# [What to work on]
Look through the data below. Pick out the lines holding the string "stars".

(Extracted data entries)
......

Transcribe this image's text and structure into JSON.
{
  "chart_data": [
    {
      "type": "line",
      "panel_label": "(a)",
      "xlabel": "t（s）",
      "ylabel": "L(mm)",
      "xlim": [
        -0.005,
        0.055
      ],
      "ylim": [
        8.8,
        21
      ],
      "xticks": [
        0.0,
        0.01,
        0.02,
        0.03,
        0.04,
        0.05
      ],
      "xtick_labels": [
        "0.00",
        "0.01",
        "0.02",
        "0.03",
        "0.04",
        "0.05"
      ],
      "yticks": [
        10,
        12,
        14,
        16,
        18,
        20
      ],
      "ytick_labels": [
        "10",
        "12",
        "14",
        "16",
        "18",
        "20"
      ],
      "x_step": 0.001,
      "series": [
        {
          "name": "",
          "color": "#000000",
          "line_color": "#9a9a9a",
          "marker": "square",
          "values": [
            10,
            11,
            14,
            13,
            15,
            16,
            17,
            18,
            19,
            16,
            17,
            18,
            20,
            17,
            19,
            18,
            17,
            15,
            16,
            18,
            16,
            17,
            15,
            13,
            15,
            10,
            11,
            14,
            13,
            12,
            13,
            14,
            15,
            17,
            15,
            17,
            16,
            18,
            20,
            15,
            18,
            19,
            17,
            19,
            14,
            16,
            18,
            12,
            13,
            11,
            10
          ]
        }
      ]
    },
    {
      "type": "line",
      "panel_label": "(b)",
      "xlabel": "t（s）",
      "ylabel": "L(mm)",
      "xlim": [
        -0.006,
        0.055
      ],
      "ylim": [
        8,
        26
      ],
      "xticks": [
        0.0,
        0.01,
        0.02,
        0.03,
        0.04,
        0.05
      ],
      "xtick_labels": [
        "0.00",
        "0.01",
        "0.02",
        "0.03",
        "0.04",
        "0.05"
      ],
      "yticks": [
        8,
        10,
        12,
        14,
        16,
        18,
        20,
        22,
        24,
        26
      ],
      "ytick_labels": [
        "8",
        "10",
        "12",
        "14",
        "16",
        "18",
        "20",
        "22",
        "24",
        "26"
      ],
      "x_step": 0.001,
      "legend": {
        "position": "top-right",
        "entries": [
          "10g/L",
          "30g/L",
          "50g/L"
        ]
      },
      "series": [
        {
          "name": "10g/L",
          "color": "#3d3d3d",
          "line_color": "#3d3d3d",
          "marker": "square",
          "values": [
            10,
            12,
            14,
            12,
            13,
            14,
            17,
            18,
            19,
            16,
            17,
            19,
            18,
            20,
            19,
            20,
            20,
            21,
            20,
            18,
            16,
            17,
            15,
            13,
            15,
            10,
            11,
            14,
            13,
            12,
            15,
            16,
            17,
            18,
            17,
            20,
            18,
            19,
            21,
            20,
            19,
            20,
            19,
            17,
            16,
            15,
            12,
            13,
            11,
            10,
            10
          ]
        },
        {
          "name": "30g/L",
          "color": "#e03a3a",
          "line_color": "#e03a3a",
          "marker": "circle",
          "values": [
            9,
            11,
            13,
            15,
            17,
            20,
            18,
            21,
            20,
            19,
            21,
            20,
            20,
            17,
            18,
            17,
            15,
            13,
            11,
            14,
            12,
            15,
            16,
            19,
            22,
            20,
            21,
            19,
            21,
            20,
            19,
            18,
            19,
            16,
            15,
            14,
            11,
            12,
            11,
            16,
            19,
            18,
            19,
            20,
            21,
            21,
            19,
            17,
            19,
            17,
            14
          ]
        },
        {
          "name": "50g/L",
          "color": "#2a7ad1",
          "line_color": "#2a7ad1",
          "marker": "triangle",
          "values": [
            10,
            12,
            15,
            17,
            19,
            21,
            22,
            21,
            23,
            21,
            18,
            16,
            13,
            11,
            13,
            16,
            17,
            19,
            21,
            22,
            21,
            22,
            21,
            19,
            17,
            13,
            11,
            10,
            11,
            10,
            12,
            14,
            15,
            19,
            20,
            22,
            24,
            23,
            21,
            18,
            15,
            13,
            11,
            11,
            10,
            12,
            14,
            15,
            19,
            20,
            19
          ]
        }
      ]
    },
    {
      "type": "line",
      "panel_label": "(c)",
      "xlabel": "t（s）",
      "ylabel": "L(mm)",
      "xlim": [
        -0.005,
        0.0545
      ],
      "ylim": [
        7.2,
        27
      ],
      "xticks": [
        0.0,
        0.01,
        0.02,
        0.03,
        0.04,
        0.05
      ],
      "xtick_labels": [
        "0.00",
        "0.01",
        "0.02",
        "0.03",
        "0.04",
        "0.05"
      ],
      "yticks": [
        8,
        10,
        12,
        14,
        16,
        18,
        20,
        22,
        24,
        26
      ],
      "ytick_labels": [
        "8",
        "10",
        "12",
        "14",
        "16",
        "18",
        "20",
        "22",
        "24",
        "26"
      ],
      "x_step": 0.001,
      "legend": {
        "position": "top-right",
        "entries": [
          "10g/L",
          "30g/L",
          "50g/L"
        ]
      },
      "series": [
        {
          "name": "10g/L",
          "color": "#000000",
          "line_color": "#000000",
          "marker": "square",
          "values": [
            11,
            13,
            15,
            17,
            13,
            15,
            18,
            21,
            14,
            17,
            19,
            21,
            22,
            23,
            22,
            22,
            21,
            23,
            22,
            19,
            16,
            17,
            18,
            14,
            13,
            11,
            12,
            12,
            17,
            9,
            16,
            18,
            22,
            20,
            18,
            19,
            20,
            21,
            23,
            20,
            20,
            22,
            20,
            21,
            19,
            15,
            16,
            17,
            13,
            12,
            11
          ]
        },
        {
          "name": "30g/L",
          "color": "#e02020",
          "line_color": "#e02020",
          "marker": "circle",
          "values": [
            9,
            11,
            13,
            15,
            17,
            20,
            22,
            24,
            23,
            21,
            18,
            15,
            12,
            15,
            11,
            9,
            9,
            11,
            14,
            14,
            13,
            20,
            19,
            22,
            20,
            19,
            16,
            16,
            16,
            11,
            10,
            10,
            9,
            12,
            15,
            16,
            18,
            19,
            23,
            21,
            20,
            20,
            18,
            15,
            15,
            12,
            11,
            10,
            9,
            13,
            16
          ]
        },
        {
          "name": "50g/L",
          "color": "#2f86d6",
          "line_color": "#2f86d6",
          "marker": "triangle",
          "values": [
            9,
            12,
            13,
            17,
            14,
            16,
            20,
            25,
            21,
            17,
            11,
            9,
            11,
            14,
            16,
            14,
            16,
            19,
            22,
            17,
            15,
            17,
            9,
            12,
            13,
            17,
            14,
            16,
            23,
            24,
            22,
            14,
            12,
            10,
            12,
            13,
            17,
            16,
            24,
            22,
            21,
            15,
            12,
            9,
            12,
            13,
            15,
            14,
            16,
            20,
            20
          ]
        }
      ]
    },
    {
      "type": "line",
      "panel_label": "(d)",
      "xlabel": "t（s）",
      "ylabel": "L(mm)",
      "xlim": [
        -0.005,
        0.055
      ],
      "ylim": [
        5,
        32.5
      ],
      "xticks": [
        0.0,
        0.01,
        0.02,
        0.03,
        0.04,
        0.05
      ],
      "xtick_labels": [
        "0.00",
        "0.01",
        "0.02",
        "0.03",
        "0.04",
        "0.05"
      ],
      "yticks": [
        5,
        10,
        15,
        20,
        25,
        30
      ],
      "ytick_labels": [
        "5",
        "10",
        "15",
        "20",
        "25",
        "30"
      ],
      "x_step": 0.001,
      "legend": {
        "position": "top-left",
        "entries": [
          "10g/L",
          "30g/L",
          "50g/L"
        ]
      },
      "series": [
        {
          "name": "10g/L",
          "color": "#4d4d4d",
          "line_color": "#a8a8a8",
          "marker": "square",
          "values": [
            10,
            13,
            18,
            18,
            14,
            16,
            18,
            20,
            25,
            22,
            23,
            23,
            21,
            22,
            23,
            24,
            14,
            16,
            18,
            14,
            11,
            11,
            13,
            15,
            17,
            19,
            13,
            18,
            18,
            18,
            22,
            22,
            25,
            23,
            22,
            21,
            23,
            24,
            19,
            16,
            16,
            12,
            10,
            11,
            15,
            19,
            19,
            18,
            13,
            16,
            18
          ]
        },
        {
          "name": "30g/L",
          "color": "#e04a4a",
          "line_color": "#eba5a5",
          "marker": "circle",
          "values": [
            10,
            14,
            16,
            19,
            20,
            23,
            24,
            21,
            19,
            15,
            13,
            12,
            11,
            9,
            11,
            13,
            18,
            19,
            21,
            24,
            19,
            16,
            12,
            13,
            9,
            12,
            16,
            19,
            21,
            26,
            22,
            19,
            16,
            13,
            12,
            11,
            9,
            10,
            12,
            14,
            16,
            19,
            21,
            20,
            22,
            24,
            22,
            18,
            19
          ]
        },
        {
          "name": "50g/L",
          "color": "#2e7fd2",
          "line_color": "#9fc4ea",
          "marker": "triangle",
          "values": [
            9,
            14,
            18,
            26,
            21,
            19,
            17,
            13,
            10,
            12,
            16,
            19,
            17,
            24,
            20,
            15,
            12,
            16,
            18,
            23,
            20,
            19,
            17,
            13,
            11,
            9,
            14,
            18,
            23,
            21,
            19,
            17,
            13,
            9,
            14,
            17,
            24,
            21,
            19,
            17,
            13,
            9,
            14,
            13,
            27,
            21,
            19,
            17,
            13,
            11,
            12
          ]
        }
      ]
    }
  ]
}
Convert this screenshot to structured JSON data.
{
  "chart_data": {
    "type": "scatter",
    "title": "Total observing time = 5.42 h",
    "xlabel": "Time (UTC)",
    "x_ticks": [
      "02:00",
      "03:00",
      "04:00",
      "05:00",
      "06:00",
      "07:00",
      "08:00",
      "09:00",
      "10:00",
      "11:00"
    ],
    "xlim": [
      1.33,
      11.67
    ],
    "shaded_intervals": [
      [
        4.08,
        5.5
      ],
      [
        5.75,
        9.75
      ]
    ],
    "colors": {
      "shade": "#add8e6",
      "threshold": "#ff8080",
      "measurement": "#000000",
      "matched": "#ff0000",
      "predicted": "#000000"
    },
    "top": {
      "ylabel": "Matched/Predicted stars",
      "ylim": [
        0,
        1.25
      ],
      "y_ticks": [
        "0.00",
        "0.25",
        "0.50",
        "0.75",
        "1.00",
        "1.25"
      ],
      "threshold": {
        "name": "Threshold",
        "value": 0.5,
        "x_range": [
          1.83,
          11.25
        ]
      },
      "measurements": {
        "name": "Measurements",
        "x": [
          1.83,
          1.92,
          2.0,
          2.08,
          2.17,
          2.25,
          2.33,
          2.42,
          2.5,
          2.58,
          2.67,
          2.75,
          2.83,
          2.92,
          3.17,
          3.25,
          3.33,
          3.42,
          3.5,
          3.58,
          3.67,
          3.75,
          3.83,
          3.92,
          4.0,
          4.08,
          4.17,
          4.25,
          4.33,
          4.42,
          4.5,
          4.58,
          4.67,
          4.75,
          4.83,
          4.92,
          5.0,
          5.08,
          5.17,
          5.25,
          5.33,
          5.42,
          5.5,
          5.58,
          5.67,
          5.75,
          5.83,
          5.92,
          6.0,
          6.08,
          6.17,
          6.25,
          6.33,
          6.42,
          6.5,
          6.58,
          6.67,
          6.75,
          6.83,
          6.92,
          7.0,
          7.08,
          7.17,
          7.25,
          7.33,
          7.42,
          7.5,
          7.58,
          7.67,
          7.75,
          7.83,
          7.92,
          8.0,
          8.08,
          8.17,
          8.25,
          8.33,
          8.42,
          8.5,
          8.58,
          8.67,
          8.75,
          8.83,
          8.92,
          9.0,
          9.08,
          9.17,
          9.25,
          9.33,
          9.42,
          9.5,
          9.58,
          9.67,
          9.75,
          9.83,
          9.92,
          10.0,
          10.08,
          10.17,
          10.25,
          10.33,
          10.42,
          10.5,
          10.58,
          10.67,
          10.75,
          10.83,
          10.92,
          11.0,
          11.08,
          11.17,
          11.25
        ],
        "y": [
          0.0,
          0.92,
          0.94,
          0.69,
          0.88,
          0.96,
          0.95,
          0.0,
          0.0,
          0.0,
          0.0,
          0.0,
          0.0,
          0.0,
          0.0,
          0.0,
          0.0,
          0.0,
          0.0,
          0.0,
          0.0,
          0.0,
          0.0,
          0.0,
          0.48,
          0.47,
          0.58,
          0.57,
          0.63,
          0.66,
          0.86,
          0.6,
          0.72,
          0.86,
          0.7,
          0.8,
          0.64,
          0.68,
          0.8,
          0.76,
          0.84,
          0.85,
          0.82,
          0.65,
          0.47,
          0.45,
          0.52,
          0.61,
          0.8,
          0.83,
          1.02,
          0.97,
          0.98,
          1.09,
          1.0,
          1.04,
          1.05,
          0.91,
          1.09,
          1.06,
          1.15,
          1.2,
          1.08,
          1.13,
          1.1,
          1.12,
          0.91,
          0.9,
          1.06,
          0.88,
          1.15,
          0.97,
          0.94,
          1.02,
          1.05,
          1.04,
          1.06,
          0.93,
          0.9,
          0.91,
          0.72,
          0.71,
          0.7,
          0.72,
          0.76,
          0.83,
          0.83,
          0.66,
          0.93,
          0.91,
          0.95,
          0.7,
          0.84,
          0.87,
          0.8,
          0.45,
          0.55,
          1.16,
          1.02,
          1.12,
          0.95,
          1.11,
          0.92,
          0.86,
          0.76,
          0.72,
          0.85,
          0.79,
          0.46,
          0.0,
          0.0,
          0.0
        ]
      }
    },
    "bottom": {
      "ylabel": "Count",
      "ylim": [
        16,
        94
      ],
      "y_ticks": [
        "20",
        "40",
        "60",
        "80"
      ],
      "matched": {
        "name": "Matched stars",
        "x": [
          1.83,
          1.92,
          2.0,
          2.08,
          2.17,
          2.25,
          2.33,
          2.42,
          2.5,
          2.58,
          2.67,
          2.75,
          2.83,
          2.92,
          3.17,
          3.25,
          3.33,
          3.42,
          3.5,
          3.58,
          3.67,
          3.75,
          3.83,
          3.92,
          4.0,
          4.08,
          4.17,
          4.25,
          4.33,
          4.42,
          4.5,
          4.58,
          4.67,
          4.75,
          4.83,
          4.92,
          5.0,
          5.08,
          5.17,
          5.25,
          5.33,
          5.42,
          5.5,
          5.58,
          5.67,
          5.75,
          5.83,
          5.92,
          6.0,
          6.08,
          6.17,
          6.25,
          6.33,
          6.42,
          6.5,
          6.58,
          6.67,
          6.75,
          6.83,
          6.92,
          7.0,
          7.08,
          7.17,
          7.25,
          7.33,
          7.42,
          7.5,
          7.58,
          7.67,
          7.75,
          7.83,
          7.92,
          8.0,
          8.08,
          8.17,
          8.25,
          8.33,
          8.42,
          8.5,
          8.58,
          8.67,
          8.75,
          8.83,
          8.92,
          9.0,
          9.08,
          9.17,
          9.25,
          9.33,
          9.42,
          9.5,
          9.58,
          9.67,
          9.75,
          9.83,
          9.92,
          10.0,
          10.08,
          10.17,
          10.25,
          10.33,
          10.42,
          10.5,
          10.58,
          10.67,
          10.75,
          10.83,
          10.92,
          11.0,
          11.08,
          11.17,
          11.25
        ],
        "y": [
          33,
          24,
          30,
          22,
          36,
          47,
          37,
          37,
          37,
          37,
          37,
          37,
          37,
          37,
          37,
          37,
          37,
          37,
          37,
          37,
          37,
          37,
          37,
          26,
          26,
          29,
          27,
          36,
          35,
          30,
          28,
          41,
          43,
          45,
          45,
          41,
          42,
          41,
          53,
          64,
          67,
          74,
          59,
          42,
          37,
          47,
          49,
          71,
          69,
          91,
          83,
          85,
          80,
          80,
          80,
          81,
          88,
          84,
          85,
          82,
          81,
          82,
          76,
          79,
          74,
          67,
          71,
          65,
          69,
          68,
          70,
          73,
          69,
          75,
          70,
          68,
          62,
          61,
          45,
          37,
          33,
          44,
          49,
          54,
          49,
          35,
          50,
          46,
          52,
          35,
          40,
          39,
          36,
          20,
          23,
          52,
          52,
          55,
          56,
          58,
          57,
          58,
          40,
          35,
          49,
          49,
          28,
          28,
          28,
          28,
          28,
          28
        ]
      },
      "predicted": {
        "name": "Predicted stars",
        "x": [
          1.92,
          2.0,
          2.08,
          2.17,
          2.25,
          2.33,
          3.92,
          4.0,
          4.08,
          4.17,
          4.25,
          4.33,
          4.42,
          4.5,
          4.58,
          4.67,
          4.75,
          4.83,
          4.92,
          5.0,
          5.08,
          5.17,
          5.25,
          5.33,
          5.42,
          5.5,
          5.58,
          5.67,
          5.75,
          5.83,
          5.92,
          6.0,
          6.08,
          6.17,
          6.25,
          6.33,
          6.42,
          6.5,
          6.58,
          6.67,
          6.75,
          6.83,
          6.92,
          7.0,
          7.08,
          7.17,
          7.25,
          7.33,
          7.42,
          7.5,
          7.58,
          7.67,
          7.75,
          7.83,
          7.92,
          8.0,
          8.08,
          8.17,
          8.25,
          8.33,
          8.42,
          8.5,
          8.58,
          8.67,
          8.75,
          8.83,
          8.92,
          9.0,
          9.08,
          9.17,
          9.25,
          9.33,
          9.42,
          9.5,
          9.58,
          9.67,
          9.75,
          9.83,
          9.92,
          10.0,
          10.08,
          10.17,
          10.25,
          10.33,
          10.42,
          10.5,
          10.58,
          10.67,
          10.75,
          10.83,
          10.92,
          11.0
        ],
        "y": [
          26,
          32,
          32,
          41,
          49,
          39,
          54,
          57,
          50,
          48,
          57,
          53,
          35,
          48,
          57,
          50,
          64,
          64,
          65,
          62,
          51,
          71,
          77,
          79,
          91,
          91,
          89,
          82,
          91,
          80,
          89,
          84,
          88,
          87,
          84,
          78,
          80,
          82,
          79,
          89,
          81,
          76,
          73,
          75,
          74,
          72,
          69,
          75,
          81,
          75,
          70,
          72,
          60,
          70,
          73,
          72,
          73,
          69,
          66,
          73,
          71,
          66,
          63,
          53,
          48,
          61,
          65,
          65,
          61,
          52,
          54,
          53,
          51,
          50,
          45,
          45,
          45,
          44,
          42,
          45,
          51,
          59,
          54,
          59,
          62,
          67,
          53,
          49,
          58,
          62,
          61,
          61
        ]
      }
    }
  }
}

......

# [Solution to this task]
      "ylabel": "Matched/Predicted stars",
        "name": "Matched stars",
        "name": "Predicted stars",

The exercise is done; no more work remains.